→ JOB:
Copy out every line of the data below word for word.

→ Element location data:
* * * * *
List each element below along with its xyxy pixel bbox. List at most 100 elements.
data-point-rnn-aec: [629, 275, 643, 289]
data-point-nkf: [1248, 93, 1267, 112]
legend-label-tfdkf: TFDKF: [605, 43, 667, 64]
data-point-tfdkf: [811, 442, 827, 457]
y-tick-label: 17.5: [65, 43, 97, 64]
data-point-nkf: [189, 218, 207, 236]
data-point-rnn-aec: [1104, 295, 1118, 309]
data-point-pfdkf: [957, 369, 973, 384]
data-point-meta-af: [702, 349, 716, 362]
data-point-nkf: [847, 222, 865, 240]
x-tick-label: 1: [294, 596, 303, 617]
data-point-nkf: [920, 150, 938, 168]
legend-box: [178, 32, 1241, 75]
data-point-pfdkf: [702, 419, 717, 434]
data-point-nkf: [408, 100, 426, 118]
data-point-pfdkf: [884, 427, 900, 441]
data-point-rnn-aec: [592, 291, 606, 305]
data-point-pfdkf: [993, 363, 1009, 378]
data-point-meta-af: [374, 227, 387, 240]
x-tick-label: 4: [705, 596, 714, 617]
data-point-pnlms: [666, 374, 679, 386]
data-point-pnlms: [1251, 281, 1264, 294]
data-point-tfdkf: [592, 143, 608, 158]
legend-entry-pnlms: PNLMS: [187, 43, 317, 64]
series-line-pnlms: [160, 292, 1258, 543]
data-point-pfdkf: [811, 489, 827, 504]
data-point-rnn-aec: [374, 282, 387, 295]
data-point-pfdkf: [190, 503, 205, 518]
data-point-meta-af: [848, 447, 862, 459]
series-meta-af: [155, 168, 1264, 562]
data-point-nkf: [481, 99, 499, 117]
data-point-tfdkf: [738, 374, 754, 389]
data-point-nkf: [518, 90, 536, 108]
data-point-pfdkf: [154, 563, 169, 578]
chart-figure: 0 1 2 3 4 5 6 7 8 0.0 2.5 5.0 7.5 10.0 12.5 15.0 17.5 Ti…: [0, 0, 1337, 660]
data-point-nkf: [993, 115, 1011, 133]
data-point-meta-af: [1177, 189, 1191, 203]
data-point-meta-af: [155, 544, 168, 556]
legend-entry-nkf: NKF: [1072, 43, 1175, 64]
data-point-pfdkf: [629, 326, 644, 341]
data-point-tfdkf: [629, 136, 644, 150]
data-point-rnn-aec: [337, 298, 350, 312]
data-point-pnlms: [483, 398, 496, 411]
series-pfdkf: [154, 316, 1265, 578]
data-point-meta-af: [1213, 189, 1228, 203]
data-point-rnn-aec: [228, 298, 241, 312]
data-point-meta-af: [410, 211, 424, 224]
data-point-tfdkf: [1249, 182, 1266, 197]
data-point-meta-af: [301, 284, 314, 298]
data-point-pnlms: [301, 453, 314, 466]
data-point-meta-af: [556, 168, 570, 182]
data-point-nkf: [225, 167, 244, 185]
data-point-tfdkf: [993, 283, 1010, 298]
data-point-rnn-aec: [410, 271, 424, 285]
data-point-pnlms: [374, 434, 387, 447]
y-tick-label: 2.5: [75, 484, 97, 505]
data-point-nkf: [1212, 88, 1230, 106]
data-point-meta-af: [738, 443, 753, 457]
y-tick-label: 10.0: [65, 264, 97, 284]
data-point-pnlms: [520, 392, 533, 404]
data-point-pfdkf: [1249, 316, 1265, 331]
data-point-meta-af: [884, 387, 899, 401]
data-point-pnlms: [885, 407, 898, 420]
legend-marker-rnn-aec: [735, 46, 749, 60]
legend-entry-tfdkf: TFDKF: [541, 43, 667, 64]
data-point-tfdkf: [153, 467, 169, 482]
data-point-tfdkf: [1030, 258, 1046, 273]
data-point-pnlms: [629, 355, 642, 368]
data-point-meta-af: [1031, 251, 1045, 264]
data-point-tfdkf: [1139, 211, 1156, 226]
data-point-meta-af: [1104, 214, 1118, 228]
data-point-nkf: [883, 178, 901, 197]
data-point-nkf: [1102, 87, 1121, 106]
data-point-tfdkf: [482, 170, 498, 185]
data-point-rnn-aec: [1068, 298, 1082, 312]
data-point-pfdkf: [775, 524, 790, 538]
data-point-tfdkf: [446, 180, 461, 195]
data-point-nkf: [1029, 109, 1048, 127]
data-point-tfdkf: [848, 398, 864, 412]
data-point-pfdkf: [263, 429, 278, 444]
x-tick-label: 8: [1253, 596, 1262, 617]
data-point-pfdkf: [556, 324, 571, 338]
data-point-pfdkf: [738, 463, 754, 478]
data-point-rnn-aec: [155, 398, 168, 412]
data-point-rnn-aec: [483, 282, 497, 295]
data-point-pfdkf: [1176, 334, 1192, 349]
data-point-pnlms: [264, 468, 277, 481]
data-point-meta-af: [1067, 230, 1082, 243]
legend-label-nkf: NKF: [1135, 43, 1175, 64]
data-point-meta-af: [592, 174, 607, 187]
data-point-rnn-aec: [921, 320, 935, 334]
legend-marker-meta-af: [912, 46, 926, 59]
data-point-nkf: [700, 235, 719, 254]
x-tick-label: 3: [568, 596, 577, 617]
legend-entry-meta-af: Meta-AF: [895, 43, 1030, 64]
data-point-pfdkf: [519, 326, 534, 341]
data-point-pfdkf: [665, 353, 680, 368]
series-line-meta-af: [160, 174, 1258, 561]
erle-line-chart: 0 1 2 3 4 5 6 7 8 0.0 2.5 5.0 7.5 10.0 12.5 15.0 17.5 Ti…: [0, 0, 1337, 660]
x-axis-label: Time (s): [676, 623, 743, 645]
* * * * *
→ ANSWER TO THE EXERCISE:
List each element below along with its xyxy pixel bbox. List at most 100 elements.
data-point-rnn-aec: [629, 275, 643, 289]
data-point-nkf: [1248, 93, 1267, 112]
legend-label-tfdkf: TFDKF: [605, 43, 667, 64]
data-point-tfdkf: [811, 442, 827, 457]
y-tick-label: 17.5: [65, 43, 97, 64]
data-point-nkf: [189, 218, 207, 236]
data-point-rnn-aec: [1104, 295, 1118, 309]
data-point-pfdkf: [957, 369, 973, 384]
data-point-meta-af: [702, 349, 716, 362]
data-point-nkf: [847, 222, 865, 240]
x-tick-label: 1: [294, 596, 303, 617]
data-point-nkf: [920, 150, 938, 168]
legend-box: [178, 32, 1241, 75]
data-point-pfdkf: [702, 419, 717, 434]
data-point-nkf: [408, 100, 426, 118]
data-point-pfdkf: [884, 427, 900, 441]
data-point-rnn-aec: [592, 291, 606, 305]
data-point-pfdkf: [993, 363, 1009, 378]
data-point-meta-af: [374, 227, 387, 240]
x-tick-label: 4: [705, 596, 714, 617]
data-point-pnlms: [666, 374, 679, 386]
data-point-pnlms: [1251, 281, 1264, 294]
data-point-tfdkf: [592, 143, 608, 158]
legend-entry-pnlms: PNLMS: [187, 43, 317, 64]
series-line-pnlms: [160, 292, 1258, 543]
data-point-pfdkf: [811, 489, 827, 504]
data-point-rnn-aec: [374, 282, 387, 295]
data-point-pfdkf: [190, 503, 205, 518]
data-point-meta-af: [848, 447, 862, 459]
series-meta-af: [155, 168, 1264, 562]
data-point-nkf: [481, 99, 499, 117]
data-point-tfdkf: [738, 374, 754, 389]
data-point-nkf: [518, 90, 536, 108]
data-point-pfdkf: [154, 563, 169, 578]
chart-figure: 0 1 2 3 4 5 6 7 8 0.0 2.5 5.0 7.5 10.0 12.5 15.0 17.5 Ti…: [0, 0, 1337, 660]
data-point-nkf: [993, 115, 1011, 133]
data-point-meta-af: [1177, 189, 1191, 203]
data-point-meta-af: [155, 544, 168, 556]
legend-entry-nkf: NKF: [1072, 43, 1175, 64]
data-point-pfdkf: [629, 326, 644, 341]
data-point-tfdkf: [629, 136, 644, 150]
data-point-rnn-aec: [337, 298, 350, 312]
data-point-pnlms: [483, 398, 496, 411]
series-pfdkf: [154, 316, 1265, 578]
data-point-meta-af: [1213, 189, 1228, 203]
data-point-rnn-aec: [228, 298, 241, 312]
data-point-meta-af: [410, 211, 424, 224]
data-point-tfdkf: [1249, 182, 1266, 197]
data-point-meta-af: [301, 284, 314, 298]
data-point-pnlms: [301, 453, 314, 466]
data-point-meta-af: [556, 168, 570, 182]
data-point-nkf: [225, 167, 244, 185]
data-point-tfdkf: [993, 283, 1010, 298]
data-point-rnn-aec: [410, 271, 424, 285]
data-point-pnlms: [374, 434, 387, 447]
y-tick-label: 2.5: [75, 484, 97, 505]
data-point-nkf: [1212, 88, 1230, 106]
data-point-meta-af: [738, 443, 753, 457]
y-tick-label: 10.0: [65, 264, 97, 284]
data-point-pnlms: [520, 392, 533, 404]
data-point-pfdkf: [1249, 316, 1265, 331]
data-point-meta-af: [884, 387, 899, 401]
data-point-pnlms: [885, 407, 898, 420]
legend-marker-rnn-aec: [735, 46, 749, 60]
legend-entry-tfdkf: TFDKF: [541, 43, 667, 64]
data-point-tfdkf: [153, 467, 169, 482]
data-point-tfdkf: [1030, 258, 1046, 273]
data-point-pnlms: [629, 355, 642, 368]
data-point-meta-af: [1031, 251, 1045, 264]
data-point-tfdkf: [1139, 211, 1156, 226]
data-point-meta-af: [1104, 214, 1118, 228]
data-point-nkf: [883, 178, 901, 197]
data-point-nkf: [1102, 87, 1121, 106]
data-point-tfdkf: [482, 170, 498, 185]
data-point-rnn-aec: [1068, 298, 1082, 312]
data-point-pfdkf: [775, 524, 790, 538]
data-point-tfdkf: [446, 180, 461, 195]
data-point-nkf: [1029, 109, 1048, 127]
data-point-tfdkf: [848, 398, 864, 412]
data-point-pfdkf: [263, 429, 278, 444]
x-tick-label: 8: [1253, 596, 1262, 617]
data-point-pfdkf: [556, 324, 571, 338]
data-point-pfdkf: [738, 463, 754, 478]
data-point-rnn-aec: [155, 398, 168, 412]
data-point-rnn-aec: [483, 282, 497, 295]
data-point-pfdkf: [1176, 334, 1192, 349]
data-point-pnlms: [264, 468, 277, 481]
data-point-meta-af: [1067, 230, 1082, 243]
legend-label-nkf: NKF: [1135, 43, 1175, 64]
data-point-meta-af: [592, 174, 607, 187]
data-point-rnn-aec: [921, 320, 935, 334]
legend-marker-meta-af: [912, 46, 926, 59]
data-point-nkf: [700, 235, 719, 254]
x-tick-label: 3: [568, 596, 577, 617]
legend-entry-meta-af: Meta-AF: [895, 43, 1030, 64]
data-point-pfdkf: [519, 326, 534, 341]
data-point-pfdkf: [665, 353, 680, 368]
series-line-meta-af: [160, 174, 1258, 561]
erle-line-chart: 0 1 2 3 4 5 6 7 8 0.0 2.5 5.0 7.5 10.0 12.5 15.0 17.5 Ti…: [0, 0, 1337, 660]
x-axis-label: Time (s): [676, 623, 743, 645]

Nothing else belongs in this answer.